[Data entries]
______________________________

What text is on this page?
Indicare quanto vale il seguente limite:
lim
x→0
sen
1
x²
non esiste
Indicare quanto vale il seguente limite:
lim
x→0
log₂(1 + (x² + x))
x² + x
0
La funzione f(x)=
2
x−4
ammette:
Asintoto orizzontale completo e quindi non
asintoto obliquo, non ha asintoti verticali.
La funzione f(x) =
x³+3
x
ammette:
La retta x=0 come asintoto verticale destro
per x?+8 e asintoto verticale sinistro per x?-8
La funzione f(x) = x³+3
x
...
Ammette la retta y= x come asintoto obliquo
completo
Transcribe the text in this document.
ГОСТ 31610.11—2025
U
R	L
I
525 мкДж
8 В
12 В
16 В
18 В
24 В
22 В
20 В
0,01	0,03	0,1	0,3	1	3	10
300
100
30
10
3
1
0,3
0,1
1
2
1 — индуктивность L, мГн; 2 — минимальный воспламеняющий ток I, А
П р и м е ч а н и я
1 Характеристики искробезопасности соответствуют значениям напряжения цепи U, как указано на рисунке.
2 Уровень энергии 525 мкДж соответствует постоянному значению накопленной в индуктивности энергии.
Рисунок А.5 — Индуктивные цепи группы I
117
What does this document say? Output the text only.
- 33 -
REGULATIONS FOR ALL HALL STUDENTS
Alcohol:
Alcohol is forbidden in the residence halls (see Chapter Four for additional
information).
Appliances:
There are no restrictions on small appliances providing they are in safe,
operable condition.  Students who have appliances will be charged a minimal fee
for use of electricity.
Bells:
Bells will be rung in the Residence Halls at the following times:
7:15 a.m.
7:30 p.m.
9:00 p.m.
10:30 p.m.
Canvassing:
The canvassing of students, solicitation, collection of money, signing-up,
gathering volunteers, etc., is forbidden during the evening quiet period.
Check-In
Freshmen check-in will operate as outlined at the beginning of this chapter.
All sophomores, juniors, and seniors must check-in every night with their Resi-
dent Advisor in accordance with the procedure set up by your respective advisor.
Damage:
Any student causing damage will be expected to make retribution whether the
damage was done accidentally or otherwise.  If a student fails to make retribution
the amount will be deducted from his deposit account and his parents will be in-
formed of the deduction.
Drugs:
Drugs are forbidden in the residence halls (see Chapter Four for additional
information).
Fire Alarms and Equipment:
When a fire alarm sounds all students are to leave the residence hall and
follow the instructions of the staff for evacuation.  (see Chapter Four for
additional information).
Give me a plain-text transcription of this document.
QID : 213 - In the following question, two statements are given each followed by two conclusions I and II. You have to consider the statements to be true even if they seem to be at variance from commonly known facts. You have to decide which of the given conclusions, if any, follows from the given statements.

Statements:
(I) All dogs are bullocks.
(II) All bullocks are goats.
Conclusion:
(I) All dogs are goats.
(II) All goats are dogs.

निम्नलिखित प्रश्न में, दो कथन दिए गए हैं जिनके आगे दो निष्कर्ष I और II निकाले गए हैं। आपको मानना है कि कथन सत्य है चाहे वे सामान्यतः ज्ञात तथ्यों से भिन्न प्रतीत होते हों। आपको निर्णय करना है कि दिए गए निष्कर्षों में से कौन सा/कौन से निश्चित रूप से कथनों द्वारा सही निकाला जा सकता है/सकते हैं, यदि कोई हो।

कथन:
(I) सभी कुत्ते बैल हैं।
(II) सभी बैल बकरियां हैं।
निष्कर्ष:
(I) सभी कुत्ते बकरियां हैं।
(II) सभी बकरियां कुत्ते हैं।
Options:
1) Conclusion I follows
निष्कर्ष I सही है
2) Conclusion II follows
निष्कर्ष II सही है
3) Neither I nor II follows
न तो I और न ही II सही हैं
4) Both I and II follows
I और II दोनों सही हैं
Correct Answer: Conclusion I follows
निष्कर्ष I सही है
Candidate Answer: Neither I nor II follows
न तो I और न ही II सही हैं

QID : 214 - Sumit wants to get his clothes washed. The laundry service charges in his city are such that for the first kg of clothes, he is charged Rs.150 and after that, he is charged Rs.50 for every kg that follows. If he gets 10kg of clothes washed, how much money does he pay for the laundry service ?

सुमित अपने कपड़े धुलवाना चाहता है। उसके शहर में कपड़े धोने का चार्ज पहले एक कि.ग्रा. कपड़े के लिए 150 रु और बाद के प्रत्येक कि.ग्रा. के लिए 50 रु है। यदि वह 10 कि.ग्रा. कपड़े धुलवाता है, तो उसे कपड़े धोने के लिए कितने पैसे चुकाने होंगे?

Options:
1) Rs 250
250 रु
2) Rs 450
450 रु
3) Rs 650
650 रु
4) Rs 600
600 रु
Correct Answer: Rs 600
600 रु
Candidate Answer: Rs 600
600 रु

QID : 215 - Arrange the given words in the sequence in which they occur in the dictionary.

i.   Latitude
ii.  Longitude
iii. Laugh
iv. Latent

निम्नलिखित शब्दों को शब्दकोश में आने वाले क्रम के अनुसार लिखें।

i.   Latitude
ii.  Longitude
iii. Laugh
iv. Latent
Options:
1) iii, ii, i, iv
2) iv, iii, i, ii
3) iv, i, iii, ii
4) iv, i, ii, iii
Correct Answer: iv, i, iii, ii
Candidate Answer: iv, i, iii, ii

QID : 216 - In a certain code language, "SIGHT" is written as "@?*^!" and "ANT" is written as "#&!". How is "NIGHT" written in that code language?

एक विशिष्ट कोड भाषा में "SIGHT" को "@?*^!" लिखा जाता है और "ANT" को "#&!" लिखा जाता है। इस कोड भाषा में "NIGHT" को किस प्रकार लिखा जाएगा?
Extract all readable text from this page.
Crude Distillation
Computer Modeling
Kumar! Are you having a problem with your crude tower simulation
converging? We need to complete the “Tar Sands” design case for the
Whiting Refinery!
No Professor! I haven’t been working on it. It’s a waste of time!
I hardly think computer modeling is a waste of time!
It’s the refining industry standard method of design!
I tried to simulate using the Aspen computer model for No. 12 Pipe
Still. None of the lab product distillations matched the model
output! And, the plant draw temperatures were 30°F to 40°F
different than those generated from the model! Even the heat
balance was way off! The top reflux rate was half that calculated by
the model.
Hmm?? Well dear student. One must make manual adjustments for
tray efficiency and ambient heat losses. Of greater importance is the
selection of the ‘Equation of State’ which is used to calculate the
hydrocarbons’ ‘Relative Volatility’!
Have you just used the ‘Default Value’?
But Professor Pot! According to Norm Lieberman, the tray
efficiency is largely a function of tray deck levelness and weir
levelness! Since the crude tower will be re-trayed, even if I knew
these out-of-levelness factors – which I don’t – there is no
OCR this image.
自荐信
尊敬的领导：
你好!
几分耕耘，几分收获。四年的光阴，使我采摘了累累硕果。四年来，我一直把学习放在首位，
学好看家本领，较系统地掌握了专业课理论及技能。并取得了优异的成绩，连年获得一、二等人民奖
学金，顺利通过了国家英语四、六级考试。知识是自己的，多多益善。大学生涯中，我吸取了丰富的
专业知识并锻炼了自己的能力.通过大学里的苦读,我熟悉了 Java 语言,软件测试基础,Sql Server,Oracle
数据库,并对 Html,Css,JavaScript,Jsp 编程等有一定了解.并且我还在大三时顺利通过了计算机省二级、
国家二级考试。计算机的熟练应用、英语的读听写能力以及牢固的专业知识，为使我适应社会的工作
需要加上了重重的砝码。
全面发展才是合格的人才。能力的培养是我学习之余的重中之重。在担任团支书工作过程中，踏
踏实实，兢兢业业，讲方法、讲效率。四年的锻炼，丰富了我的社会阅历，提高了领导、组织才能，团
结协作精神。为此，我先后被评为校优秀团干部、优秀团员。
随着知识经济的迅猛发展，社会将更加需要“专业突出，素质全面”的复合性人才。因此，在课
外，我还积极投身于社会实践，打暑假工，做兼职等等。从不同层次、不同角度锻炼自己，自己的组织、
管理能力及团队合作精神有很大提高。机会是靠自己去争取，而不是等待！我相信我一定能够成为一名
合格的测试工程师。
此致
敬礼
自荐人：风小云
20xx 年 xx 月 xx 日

______________________________

■ The exercise
Copy each line from the data above that includes "make".

■ Answer to the exercise
Any student causing damage will be expected to make retribution whether the
damage was done accidentally or otherwise.  If a student fails to make retribution
Hmm?? Well dear student. One must make manual adjustments for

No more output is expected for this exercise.